-- Begin Data shown --
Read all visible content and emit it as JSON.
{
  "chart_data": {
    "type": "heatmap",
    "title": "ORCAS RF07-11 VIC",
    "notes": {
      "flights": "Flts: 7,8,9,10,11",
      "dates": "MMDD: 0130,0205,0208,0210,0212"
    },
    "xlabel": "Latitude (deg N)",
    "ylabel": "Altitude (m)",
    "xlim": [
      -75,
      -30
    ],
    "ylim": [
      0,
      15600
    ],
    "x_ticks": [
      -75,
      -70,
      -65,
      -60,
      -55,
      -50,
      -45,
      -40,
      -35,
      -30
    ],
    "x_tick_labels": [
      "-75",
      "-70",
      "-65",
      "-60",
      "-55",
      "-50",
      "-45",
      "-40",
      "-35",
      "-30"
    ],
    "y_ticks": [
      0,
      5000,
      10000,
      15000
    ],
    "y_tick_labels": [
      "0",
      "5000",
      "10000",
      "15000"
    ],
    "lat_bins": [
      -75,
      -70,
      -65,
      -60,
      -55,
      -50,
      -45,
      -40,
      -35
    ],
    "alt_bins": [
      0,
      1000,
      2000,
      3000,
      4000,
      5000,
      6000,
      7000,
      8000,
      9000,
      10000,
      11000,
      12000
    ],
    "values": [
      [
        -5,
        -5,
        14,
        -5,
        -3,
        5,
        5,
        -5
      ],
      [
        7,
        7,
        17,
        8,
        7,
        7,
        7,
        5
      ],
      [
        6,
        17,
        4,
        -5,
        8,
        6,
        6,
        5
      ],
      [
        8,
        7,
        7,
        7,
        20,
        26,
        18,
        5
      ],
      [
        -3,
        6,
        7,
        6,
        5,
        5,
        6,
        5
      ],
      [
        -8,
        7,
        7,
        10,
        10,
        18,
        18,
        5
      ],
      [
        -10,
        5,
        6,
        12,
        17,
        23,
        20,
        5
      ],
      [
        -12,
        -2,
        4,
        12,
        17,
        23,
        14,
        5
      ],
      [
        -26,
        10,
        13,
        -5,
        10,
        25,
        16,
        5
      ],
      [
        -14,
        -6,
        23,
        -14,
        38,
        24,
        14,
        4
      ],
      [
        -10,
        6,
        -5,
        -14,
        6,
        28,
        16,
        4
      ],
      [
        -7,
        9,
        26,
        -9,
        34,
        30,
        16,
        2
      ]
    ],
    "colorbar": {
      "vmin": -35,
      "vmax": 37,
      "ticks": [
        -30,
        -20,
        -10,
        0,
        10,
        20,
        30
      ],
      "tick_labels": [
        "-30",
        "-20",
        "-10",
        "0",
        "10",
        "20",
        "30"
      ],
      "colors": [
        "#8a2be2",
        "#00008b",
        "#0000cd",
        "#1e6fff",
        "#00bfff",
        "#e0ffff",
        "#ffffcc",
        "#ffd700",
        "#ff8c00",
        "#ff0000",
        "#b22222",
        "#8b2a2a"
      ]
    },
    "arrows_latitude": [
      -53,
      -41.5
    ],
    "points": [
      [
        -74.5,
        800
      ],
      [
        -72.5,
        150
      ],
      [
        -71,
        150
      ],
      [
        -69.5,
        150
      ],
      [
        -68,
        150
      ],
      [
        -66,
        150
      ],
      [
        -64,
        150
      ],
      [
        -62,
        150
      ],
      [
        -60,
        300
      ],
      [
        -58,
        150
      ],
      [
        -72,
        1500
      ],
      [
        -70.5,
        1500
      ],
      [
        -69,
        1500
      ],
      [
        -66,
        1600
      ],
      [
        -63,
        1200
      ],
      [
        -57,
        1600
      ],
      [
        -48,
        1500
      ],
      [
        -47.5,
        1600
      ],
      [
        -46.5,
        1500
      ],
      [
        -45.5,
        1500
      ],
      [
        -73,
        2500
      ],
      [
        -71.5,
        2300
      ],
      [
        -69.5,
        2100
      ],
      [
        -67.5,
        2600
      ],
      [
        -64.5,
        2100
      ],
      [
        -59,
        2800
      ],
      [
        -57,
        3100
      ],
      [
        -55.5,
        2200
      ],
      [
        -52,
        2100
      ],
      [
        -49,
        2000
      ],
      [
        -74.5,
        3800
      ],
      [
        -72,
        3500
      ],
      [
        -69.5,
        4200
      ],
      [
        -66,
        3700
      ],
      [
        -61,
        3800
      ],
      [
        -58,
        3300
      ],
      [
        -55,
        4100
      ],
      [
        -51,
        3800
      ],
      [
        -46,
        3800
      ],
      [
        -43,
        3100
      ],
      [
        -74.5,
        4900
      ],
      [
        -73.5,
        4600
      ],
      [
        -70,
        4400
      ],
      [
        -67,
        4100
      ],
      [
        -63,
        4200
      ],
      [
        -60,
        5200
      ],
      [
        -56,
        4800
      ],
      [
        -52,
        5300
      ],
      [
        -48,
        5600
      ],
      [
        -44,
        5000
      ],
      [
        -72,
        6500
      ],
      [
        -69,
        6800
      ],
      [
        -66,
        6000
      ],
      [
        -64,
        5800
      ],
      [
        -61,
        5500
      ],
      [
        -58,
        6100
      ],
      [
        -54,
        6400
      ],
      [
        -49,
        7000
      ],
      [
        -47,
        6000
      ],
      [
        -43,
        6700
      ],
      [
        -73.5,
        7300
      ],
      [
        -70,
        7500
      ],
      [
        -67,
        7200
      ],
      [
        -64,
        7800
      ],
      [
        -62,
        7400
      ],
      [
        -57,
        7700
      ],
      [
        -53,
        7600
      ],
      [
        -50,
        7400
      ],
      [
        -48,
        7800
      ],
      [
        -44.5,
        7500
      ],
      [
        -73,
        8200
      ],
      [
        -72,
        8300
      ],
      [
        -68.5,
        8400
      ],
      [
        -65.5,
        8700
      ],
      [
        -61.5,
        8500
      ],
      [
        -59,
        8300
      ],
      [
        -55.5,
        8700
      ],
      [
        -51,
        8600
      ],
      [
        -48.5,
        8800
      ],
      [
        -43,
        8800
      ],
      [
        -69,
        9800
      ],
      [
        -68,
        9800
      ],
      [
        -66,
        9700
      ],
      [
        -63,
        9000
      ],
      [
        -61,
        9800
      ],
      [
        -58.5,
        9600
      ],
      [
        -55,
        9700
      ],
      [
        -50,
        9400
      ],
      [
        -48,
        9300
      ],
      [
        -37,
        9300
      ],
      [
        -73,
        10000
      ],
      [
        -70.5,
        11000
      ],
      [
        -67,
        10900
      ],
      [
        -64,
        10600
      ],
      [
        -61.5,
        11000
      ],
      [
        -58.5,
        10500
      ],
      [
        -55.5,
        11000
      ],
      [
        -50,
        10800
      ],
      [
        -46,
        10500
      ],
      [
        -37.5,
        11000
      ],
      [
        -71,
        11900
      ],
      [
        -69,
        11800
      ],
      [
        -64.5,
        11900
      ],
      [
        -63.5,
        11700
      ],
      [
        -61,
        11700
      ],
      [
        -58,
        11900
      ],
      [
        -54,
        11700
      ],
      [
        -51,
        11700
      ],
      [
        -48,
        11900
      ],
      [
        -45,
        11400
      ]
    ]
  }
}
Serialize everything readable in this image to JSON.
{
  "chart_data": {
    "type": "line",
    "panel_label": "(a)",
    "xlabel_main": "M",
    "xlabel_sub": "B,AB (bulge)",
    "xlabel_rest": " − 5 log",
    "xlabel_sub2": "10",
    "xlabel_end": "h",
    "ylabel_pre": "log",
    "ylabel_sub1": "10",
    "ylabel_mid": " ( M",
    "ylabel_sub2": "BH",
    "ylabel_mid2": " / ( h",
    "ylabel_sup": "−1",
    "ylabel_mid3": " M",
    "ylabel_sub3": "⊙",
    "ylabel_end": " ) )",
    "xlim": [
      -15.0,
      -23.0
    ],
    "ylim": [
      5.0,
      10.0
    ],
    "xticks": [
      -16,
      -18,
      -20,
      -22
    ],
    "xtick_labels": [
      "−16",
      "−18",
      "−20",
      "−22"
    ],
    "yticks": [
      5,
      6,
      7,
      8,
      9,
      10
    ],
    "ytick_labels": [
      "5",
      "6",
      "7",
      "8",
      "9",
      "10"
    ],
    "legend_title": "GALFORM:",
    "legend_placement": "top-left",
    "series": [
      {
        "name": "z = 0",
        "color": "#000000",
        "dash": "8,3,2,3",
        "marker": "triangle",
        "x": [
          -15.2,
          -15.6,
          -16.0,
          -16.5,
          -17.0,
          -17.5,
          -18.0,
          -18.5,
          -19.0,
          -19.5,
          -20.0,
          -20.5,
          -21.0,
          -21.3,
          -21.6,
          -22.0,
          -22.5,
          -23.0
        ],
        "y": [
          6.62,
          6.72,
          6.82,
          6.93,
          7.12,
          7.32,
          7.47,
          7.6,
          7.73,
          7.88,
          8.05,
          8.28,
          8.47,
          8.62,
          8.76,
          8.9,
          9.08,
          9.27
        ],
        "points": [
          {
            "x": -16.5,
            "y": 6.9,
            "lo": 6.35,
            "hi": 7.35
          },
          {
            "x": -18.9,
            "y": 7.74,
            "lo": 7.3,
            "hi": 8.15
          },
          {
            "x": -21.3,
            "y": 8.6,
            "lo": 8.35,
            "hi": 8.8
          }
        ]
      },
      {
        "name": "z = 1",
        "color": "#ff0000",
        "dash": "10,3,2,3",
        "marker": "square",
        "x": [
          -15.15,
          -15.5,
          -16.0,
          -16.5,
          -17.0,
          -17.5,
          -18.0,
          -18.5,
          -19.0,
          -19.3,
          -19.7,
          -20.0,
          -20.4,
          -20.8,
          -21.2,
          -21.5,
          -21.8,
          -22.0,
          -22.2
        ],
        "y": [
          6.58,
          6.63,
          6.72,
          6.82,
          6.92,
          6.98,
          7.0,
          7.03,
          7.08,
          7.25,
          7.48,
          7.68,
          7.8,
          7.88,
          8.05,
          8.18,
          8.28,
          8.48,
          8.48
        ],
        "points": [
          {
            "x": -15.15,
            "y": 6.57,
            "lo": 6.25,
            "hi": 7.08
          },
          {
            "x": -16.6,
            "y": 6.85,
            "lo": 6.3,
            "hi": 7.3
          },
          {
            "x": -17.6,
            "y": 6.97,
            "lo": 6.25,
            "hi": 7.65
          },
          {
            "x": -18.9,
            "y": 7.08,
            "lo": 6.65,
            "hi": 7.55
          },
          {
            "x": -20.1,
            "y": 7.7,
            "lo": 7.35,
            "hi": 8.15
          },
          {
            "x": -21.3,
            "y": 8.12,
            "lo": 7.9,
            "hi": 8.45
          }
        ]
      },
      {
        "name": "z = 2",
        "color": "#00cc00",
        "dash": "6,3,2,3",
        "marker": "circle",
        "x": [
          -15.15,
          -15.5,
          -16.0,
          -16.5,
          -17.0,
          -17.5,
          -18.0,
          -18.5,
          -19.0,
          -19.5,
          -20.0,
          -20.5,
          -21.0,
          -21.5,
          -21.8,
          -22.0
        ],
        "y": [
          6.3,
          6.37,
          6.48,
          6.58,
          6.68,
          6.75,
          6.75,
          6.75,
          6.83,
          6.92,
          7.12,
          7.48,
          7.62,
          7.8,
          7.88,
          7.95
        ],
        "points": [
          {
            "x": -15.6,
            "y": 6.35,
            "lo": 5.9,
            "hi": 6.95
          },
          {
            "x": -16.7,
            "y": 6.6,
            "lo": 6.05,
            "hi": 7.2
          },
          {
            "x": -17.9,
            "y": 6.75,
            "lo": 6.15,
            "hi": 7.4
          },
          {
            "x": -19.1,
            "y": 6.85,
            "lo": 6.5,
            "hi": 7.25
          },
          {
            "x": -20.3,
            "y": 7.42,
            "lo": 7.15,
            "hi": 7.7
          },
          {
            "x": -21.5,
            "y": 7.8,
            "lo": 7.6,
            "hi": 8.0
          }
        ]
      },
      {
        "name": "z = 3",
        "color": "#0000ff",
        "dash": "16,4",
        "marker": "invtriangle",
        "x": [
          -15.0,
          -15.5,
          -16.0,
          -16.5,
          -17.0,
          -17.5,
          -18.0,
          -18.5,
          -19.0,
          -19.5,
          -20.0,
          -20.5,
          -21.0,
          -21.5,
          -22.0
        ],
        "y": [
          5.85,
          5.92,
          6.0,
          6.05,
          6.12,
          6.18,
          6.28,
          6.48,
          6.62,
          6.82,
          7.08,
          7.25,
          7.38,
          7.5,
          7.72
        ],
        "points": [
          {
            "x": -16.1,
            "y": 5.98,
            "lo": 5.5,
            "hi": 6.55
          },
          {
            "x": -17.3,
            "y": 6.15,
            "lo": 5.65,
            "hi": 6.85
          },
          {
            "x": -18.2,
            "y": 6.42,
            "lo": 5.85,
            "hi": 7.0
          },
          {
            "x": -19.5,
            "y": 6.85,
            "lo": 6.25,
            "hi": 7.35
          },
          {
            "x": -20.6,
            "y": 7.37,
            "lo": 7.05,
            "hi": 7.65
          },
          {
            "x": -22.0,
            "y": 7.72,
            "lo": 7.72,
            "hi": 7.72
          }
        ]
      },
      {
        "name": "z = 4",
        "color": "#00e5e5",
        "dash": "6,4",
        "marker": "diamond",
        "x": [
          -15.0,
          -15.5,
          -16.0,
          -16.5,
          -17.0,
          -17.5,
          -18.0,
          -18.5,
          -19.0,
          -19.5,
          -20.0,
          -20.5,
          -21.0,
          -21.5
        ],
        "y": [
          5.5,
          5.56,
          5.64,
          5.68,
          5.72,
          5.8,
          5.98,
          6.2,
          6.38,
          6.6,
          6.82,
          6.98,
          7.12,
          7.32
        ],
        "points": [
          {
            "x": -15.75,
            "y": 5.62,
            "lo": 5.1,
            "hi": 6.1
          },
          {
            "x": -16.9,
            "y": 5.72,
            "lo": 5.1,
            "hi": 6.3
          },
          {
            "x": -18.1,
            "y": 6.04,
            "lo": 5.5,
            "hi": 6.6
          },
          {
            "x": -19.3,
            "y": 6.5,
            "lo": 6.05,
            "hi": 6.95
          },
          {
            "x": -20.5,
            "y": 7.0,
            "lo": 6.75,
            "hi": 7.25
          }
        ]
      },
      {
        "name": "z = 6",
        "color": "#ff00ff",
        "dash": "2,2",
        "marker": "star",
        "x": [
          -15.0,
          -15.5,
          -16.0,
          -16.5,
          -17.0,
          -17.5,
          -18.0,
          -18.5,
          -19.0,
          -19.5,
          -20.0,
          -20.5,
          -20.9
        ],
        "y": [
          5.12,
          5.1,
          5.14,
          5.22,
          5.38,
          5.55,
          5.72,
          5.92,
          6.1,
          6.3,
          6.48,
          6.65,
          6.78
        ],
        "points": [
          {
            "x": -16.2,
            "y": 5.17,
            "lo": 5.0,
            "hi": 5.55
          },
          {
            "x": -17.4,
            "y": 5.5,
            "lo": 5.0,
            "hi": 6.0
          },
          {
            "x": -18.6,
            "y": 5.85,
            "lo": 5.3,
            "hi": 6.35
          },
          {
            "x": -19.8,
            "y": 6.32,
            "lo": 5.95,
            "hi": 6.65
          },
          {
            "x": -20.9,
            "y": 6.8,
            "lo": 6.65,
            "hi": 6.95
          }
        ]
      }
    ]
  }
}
-- End Data shown --
--- Directive ---
In the listing, find all lines with the string "name" and copy them.

--- Response to the task ---
        "name": "z = 0",
        "name": "z = 1",
        "name": "z = 2",
        "name": "z = 3",
        "name": "z = 4",
        "name": "z = 6",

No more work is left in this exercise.